§ Data drawn from a collection:
......
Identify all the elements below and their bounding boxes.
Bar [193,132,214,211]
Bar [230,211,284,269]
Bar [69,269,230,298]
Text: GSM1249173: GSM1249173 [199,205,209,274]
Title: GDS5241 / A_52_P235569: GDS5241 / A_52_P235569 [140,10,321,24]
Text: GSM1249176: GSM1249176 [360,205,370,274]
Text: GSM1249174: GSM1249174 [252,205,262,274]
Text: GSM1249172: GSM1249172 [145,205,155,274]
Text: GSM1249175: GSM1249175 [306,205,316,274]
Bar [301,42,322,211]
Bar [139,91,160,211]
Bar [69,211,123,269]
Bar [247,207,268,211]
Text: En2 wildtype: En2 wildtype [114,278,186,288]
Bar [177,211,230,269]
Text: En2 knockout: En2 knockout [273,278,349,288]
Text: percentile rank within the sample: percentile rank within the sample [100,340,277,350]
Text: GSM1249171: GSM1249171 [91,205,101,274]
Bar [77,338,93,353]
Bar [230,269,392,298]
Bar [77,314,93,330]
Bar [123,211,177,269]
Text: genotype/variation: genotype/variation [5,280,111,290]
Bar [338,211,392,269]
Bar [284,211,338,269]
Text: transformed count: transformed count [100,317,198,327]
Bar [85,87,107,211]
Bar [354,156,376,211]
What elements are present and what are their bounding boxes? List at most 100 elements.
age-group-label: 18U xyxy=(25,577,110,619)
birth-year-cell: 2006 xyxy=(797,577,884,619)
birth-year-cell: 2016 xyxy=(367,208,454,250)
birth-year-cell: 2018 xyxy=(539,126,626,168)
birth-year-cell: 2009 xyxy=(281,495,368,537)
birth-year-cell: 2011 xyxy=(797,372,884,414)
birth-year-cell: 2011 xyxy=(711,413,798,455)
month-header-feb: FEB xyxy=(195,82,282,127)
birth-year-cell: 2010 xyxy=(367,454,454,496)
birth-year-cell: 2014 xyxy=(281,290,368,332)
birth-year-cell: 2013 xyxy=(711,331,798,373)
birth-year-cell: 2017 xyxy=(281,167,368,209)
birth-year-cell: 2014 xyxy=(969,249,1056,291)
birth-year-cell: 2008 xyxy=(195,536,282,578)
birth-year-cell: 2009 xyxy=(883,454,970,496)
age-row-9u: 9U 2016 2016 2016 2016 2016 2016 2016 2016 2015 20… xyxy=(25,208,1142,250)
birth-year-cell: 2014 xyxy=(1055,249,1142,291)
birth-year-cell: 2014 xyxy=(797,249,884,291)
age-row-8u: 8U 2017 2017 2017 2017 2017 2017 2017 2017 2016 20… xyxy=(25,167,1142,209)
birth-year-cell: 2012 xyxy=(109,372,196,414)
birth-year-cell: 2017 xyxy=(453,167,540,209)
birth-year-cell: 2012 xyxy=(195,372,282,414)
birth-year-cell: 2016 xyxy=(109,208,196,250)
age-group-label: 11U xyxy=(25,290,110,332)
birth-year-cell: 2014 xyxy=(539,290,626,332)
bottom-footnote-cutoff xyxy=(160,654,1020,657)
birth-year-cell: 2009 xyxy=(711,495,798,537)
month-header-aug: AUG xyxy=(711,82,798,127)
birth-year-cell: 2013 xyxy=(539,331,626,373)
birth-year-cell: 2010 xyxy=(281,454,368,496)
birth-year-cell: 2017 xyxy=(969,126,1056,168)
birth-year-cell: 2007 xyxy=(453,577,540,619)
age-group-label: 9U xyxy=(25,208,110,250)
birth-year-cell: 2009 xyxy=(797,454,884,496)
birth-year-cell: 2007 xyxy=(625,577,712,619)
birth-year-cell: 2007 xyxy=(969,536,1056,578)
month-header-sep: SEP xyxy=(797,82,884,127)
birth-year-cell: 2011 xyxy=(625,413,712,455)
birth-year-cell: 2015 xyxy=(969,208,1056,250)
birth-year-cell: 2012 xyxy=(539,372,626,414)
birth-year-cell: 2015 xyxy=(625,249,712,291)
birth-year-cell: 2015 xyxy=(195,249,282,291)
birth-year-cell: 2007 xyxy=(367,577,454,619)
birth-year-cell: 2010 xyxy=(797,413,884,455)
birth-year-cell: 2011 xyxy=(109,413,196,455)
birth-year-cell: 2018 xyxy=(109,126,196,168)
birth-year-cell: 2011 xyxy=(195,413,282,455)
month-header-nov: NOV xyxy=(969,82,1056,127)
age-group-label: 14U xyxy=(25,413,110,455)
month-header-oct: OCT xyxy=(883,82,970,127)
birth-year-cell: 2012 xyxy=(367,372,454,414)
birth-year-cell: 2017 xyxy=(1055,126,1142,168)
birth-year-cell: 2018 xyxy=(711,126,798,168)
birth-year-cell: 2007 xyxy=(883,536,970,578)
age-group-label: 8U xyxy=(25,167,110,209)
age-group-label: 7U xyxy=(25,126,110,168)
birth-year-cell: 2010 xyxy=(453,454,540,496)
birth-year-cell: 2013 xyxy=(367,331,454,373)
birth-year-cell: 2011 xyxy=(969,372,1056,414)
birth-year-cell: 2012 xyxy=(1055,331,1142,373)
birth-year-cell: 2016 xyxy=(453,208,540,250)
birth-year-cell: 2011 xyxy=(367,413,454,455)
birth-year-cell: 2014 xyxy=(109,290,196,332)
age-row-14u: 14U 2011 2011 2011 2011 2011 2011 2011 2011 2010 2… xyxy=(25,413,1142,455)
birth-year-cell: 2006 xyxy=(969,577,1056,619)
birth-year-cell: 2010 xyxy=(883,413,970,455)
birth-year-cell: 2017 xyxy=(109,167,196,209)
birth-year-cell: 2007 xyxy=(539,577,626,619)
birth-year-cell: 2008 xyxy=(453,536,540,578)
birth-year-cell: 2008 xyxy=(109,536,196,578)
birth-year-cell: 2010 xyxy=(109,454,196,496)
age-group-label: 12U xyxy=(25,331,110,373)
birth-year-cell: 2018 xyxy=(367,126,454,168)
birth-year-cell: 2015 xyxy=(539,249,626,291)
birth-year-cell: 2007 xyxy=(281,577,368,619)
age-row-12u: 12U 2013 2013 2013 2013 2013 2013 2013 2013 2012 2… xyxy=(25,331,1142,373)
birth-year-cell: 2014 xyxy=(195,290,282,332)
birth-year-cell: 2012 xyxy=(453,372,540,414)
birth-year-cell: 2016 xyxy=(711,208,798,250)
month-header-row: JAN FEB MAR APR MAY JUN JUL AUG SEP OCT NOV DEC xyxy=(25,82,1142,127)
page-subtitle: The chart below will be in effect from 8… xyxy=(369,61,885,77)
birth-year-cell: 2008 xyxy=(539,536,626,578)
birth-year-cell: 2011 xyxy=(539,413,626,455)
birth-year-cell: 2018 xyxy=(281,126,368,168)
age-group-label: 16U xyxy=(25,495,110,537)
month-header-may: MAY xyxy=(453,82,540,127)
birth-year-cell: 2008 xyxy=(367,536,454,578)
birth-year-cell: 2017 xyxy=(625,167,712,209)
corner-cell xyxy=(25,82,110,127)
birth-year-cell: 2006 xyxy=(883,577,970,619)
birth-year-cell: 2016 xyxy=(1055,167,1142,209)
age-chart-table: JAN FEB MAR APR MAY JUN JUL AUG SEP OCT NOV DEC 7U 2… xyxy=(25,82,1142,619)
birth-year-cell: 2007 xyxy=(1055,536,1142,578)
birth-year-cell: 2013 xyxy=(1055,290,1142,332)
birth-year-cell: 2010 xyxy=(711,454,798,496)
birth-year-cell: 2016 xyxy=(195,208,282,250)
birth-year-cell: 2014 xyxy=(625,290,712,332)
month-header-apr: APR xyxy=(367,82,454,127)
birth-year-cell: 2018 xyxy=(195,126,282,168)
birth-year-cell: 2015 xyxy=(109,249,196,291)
......
§ Requirements:
Reproduce all of the lines above character for character, with nothing altered, added, or left out.

§ Result:
Identify all the elements below and their bounding boxes.
Bar [193,132,214,211]
Bar [230,211,284,269]
Bar [69,269,230,298]
Text: GSM1249173: GSM1249173 [199,205,209,274]
Title: GDS5241 / A_52_P235569: GDS5241 / A_52_P235569 [140,10,321,24]
Text: GSM1249176: GSM1249176 [360,205,370,274]
Text: GSM1249174: GSM1249174 [252,205,262,274]
Text: GSM1249172: GSM1249172 [145,205,155,274]
Text: GSM1249175: GSM1249175 [306,205,316,274]
Bar [301,42,322,211]
Bar [139,91,160,211]
Bar [69,211,123,269]
Bar [247,207,268,211]
Text: En2 wildtype: En2 wildtype [114,278,186,288]
Bar [177,211,230,269]
Text: En2 knockout: En2 knockout [273,278,349,288]
Text: percentile rank within the sample: percentile rank within the sample [100,340,277,350]
Text: GSM1249171: GSM1249171 [91,205,101,274]
Bar [77,338,93,353]
Bar [230,269,392,298]
Bar [77,314,93,330]
Bar [123,211,177,269]
Text: genotype/variation: genotype/variation [5,280,111,290]
Bar [338,211,392,269]
Bar [284,211,338,269]
Text: transformed count: transformed count [100,317,198,327]
Bar [85,87,107,211]
Bar [354,156,376,211]
What elements are present and what are their bounding boxes? List at most 100 elements.
age-group-label: 18U xyxy=(25,577,110,619)
birth-year-cell: 2006 xyxy=(797,577,884,619)
birth-year-cell: 2016 xyxy=(367,208,454,250)
birth-year-cell: 2018 xyxy=(539,126,626,168)
birth-year-cell: 2009 xyxy=(281,495,368,537)
birth-year-cell: 2011 xyxy=(797,372,884,414)
birth-year-cell: 2011 xyxy=(711,413,798,455)
month-header-feb: FEB xyxy=(195,82,282,127)
birth-year-cell: 2010 xyxy=(367,454,454,496)
birth-year-cell: 2014 xyxy=(281,290,368,332)
birth-year-cell: 2013 xyxy=(711,331,798,373)
birth-year-cell: 2017 xyxy=(281,167,368,209)
birth-year-cell: 2014 xyxy=(969,249,1056,291)
birth-year-cell: 2008 xyxy=(195,536,282,578)
birth-year-cell: 2009 xyxy=(883,454,970,496)
age-row-9u: 9U 2016 2016 2016 2016 2016 2016 2016 2016 2015 20… xyxy=(25,208,1142,250)
birth-year-cell: 2014 xyxy=(1055,249,1142,291)
birth-year-cell: 2014 xyxy=(797,249,884,291)
age-row-8u: 8U 2017 2017 2017 2017 2017 2017 2017 2017 2016 20… xyxy=(25,167,1142,209)
birth-year-cell: 2012 xyxy=(109,372,196,414)
birth-year-cell: 2017 xyxy=(453,167,540,209)
birth-year-cell: 2012 xyxy=(195,372,282,414)
birth-year-cell: 2016 xyxy=(109,208,196,250)
age-group-label: 11U xyxy=(25,290,110,332)
birth-year-cell: 2014 xyxy=(539,290,626,332)
bottom-footnote-cutoff xyxy=(160,654,1020,657)
birth-year-cell: 2009 xyxy=(711,495,798,537)
month-header-aug: AUG xyxy=(711,82,798,127)
birth-year-cell: 2013 xyxy=(539,331,626,373)
birth-year-cell: 2010 xyxy=(281,454,368,496)
birth-year-cell: 2017 xyxy=(969,126,1056,168)
birth-year-cell: 2007 xyxy=(453,577,540,619)
age-group-label: 9U xyxy=(25,208,110,250)
birth-year-cell: 2009 xyxy=(797,454,884,496)
birth-year-cell: 2007 xyxy=(625,577,712,619)
birth-year-cell: 2007 xyxy=(969,536,1056,578)
month-header-sep: SEP xyxy=(797,82,884,127)
birth-year-cell: 2011 xyxy=(625,413,712,455)
birth-year-cell: 2015 xyxy=(969,208,1056,250)
birth-year-cell: 2012 xyxy=(539,372,626,414)
birth-year-cell: 2015 xyxy=(625,249,712,291)
birth-year-cell: 2015 xyxy=(195,249,282,291)
birth-year-cell: 2007 xyxy=(367,577,454,619)
birth-year-cell: 2010 xyxy=(797,413,884,455)
birth-year-cell: 2011 xyxy=(109,413,196,455)
birth-year-cell: 2018 xyxy=(109,126,196,168)
birth-year-cell: 2011 xyxy=(195,413,282,455)
month-header-nov: NOV xyxy=(969,82,1056,127)
age-group-label: 14U xyxy=(25,413,110,455)
month-header-oct: OCT xyxy=(883,82,970,127)
birth-year-cell: 2012 xyxy=(367,372,454,414)
birth-year-cell: 2017 xyxy=(1055,126,1142,168)
birth-year-cell: 2018 xyxy=(711,126,798,168)
birth-year-cell: 2007 xyxy=(883,536,970,578)
age-group-label: 8U xyxy=(25,167,110,209)
age-group-label: 7U xyxy=(25,126,110,168)
birth-year-cell: 2010 xyxy=(453,454,540,496)
birth-year-cell: 2013 xyxy=(367,331,454,373)
birth-year-cell: 2011 xyxy=(969,372,1056,414)
birth-year-cell: 2012 xyxy=(1055,331,1142,373)
birth-year-cell: 2016 xyxy=(453,208,540,250)
birth-year-cell: 2011 xyxy=(367,413,454,455)
birth-year-cell: 2014 xyxy=(109,290,196,332)
age-row-14u: 14U 2011 2011 2011 2011 2011 2011 2011 2011 2010 2… xyxy=(25,413,1142,455)
birth-year-cell: 2006 xyxy=(969,577,1056,619)
birth-year-cell: 2010 xyxy=(883,413,970,455)
birth-year-cell: 2017 xyxy=(109,167,196,209)
birth-year-cell: 2007 xyxy=(539,577,626,619)
birth-year-cell: 2008 xyxy=(453,536,540,578)
birth-year-cell: 2008 xyxy=(109,536,196,578)
birth-year-cell: 2010 xyxy=(109,454,196,496)
age-group-label: 12U xyxy=(25,331,110,373)
birth-year-cell: 2018 xyxy=(367,126,454,168)
birth-year-cell: 2015 xyxy=(539,249,626,291)
birth-year-cell: 2007 xyxy=(281,577,368,619)
age-row-12u: 12U 2013 2013 2013 2013 2013 2013 2013 2013 2012 2… xyxy=(25,331,1142,373)
birth-year-cell: 2014 xyxy=(195,290,282,332)
birth-year-cell: 2012 xyxy=(453,372,540,414)
birth-year-cell: 2016 xyxy=(711,208,798,250)
month-header-row: JAN FEB MAR APR MAY JUN JUL AUG SEP OCT NOV DEC xyxy=(25,82,1142,127)
page-subtitle: The chart below will be in effect from 8… xyxy=(369,61,885,77)
birth-year-cell: 2008 xyxy=(539,536,626,578)
birth-year-cell: 2011 xyxy=(539,413,626,455)
birth-year-cell: 2018 xyxy=(281,126,368,168)
age-group-label: 16U xyxy=(25,495,110,537)
month-header-may: MAY xyxy=(453,82,540,127)
birth-year-cell: 2008 xyxy=(367,536,454,578)
birth-year-cell: 2017 xyxy=(625,167,712,209)
corner-cell xyxy=(25,82,110,127)
birth-year-cell: 2006 xyxy=(883,577,970,619)
birth-year-cell: 2016 xyxy=(1055,167,1142,209)
age-chart-table: JAN FEB MAR APR MAY JUN JUL AUG SEP OCT NOV DEC 7U 2… xyxy=(25,82,1142,619)
birth-year-cell: 2007 xyxy=(1055,536,1142,578)
birth-year-cell: 2013 xyxy=(1055,290,1142,332)
birth-year-cell: 2010 xyxy=(711,454,798,496)
birth-year-cell: 2016 xyxy=(195,208,282,250)
birth-year-cell: 2014 xyxy=(625,290,712,332)
month-header-apr: APR xyxy=(367,82,454,127)
birth-year-cell: 2018 xyxy=(195,126,282,168)
birth-year-cell: 2015 xyxy=(109,249,196,291)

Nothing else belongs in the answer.